Short problem:
For the listing below, give the count of lines containing the string "Комсомольская" and nothing else.

Given information:

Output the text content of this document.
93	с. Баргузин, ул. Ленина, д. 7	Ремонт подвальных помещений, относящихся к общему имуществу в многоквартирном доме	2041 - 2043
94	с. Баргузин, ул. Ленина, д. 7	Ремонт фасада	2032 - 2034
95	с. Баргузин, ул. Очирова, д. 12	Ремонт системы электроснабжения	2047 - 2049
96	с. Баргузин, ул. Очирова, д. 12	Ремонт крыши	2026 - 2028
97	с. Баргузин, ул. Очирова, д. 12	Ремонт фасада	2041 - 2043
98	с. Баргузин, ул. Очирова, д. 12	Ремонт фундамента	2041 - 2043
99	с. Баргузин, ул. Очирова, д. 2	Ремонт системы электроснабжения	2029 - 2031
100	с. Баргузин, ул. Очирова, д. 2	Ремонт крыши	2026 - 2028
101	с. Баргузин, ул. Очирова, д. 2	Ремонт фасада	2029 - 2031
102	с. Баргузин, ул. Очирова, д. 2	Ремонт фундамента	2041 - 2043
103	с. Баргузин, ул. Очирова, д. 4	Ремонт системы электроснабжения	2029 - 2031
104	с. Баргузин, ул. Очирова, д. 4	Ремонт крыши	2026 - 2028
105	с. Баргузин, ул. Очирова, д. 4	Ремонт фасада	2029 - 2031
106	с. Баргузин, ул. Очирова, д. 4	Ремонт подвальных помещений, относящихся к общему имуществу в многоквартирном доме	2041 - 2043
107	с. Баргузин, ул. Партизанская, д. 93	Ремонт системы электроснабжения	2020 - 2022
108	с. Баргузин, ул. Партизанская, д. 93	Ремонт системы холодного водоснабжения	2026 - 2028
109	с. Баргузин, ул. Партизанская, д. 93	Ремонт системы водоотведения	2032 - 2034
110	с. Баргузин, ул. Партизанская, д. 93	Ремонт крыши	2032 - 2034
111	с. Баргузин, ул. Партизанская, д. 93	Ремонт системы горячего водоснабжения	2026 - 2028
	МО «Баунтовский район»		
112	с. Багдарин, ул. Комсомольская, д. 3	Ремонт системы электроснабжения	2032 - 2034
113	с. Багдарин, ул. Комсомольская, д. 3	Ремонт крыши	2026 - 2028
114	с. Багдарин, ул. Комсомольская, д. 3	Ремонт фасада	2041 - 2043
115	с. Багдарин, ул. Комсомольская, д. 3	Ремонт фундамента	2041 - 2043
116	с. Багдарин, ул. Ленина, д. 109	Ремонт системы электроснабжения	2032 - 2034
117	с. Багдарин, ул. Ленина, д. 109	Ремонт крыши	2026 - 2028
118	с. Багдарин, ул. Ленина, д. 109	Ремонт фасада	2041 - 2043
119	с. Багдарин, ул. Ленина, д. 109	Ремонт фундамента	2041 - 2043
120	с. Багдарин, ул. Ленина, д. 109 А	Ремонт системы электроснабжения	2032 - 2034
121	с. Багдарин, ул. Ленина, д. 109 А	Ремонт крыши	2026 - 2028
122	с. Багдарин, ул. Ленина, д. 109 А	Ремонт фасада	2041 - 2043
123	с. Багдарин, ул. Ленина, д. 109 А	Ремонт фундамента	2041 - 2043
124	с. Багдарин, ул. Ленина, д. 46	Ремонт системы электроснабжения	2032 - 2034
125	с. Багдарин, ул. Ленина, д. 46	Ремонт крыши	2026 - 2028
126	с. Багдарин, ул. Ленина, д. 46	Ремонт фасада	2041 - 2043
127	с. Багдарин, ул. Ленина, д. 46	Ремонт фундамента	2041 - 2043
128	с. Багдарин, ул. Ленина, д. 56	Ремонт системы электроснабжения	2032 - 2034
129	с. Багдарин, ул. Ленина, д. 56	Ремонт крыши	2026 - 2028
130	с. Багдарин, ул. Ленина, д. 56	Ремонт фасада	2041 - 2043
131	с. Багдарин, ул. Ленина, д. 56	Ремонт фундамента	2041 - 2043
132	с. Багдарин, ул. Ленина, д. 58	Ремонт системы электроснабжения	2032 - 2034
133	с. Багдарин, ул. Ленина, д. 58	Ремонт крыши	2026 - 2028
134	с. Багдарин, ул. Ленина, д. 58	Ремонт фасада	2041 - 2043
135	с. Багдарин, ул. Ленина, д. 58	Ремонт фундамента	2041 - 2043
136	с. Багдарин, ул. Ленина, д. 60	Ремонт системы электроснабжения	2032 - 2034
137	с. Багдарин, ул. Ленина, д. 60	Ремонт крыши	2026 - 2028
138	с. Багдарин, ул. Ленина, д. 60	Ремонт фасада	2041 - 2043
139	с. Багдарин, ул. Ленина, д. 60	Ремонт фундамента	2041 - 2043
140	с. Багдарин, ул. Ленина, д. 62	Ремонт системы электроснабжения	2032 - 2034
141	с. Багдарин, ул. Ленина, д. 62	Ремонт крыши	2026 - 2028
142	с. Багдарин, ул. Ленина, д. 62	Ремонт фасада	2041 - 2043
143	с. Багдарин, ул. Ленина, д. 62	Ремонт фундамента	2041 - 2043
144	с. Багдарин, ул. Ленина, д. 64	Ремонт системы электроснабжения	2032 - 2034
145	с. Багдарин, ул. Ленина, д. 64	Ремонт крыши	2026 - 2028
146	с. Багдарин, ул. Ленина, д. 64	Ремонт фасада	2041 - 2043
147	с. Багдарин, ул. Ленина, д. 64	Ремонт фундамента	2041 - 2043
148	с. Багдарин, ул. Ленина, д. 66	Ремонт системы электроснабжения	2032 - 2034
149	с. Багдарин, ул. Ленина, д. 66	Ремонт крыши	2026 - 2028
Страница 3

Correct result:
4